----- Input data
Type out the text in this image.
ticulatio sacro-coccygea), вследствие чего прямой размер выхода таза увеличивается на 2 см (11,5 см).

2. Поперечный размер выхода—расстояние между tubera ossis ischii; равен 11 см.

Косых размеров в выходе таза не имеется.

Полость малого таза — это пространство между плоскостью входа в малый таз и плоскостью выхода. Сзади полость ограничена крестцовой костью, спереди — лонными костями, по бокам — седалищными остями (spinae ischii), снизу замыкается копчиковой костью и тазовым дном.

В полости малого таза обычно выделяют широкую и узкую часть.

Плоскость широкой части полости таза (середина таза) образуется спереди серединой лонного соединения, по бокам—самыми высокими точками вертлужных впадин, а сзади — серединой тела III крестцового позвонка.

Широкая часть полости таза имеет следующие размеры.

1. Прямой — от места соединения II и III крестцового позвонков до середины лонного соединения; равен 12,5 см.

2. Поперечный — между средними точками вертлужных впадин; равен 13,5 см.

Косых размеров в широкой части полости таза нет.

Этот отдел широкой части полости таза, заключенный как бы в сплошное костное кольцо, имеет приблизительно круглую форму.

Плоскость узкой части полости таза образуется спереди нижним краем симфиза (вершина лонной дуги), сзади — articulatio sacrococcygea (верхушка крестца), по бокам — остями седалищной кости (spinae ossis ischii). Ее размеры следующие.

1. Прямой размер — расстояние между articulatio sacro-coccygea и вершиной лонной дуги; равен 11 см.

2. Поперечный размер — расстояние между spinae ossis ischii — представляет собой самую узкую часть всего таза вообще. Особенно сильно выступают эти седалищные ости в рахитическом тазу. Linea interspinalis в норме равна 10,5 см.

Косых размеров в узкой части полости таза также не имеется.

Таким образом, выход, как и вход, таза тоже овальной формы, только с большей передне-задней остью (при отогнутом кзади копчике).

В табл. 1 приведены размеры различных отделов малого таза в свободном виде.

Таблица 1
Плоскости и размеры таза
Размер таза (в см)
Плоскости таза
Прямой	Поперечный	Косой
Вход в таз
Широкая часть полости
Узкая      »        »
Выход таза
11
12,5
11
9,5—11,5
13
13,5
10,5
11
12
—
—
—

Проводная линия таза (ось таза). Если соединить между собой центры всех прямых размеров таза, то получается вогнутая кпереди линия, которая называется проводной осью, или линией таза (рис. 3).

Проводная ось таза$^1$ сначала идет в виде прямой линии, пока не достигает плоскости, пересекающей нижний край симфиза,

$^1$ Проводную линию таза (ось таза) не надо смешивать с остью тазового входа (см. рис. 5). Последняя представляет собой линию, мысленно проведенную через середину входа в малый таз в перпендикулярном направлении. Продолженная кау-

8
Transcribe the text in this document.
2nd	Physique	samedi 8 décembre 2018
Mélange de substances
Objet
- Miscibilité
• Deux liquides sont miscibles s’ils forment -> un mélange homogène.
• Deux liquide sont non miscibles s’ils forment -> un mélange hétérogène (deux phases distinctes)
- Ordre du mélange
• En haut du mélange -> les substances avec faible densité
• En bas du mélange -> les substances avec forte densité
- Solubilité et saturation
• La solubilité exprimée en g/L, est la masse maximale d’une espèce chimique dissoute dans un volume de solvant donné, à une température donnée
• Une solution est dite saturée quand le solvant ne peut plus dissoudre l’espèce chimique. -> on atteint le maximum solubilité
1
----------
----- Input data
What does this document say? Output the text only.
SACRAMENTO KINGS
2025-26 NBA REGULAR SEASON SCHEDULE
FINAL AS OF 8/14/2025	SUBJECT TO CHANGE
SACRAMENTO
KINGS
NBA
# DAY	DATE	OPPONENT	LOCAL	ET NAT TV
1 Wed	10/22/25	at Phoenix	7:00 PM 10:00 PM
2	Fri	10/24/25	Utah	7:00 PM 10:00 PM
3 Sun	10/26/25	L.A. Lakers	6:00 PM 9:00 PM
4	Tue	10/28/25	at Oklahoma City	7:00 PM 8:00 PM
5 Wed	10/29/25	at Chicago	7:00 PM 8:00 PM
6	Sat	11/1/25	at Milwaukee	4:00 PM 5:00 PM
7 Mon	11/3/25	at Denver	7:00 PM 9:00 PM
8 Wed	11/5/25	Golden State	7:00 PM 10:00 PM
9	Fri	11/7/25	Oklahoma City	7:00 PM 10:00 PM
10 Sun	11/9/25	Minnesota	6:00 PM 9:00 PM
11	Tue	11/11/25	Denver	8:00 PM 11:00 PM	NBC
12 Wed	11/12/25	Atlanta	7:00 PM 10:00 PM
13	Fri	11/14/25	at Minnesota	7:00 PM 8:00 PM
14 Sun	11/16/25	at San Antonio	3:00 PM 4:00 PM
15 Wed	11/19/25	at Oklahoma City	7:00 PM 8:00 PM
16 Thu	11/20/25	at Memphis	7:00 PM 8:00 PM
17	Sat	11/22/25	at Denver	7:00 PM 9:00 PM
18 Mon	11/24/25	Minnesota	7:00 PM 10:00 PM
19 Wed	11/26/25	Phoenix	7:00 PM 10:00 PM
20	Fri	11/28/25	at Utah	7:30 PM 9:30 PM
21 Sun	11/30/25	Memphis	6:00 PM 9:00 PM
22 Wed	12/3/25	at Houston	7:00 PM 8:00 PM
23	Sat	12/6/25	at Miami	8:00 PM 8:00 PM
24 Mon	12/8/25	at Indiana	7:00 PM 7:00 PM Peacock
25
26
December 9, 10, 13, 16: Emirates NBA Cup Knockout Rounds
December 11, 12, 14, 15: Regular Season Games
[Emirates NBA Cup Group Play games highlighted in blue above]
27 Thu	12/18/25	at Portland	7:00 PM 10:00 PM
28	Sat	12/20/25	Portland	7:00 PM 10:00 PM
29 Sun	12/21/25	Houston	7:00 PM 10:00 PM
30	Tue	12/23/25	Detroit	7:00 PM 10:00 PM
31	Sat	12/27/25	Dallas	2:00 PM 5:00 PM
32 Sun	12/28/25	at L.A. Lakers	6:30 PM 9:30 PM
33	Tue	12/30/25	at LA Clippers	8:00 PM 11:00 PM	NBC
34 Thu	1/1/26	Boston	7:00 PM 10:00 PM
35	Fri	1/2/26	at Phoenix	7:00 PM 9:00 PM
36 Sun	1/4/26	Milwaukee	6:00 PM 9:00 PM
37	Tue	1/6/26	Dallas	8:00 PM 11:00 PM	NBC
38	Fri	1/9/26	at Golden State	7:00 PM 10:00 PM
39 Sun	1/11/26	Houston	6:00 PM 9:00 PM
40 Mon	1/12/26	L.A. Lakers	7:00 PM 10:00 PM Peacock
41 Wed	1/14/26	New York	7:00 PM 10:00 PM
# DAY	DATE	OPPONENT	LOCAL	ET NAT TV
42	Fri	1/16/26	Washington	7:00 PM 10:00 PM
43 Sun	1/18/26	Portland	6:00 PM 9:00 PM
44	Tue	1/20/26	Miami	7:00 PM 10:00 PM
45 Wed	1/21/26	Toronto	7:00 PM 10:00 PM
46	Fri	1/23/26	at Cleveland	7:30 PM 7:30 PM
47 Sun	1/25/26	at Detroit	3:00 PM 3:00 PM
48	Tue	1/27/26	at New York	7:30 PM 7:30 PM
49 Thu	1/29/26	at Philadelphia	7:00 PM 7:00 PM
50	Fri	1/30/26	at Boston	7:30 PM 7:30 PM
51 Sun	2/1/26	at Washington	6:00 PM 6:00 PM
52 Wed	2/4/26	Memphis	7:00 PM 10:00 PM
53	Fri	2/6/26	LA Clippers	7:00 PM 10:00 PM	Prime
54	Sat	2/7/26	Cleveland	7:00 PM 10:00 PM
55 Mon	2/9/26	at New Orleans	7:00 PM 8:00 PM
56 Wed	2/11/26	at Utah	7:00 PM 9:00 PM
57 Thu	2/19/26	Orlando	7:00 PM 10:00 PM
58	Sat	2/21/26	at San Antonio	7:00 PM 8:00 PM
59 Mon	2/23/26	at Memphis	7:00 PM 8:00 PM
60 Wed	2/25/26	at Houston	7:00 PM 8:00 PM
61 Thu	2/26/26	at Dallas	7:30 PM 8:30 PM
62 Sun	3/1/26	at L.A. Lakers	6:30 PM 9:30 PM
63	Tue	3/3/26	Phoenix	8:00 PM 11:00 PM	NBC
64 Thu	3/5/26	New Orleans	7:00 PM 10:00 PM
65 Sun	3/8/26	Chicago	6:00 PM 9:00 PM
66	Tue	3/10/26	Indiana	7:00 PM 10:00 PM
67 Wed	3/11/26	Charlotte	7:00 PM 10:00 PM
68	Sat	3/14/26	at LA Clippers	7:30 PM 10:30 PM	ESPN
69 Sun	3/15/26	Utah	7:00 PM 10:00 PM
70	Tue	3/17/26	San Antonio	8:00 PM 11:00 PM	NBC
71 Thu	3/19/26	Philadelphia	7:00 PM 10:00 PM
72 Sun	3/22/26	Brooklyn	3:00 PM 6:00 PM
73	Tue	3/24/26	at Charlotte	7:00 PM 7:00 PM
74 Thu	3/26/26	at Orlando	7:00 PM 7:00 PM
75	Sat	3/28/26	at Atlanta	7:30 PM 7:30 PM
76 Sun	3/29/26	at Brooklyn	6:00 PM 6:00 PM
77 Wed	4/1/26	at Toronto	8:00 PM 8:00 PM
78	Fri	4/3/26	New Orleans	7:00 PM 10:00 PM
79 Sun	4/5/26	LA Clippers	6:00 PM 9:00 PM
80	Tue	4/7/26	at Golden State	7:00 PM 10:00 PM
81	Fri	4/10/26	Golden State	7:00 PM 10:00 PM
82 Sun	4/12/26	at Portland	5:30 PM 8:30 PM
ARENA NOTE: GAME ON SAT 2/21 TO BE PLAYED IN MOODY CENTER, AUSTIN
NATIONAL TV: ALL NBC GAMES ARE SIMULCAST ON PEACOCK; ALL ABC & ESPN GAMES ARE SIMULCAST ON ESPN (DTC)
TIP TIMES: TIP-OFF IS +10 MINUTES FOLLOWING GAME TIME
----------
* Description of the task *
From the listing above, copy every line that includes the word "размеры".

* Answer to the exercise *
Широкая часть полости таза имеет следующие размеры.
Плоскость узкой части полости таза образуется спереди нижним краем симфиза (вершина лонной дуги), сзади — articulatio sacrococcygea (верхушка крестца), по бокам — остями седалищной кости (spinae ossis ischii). Ее размеры следующие.
В табл. 1 приведены размеры различных отделов малого таза в свободном виде.
Плоскости и размеры таза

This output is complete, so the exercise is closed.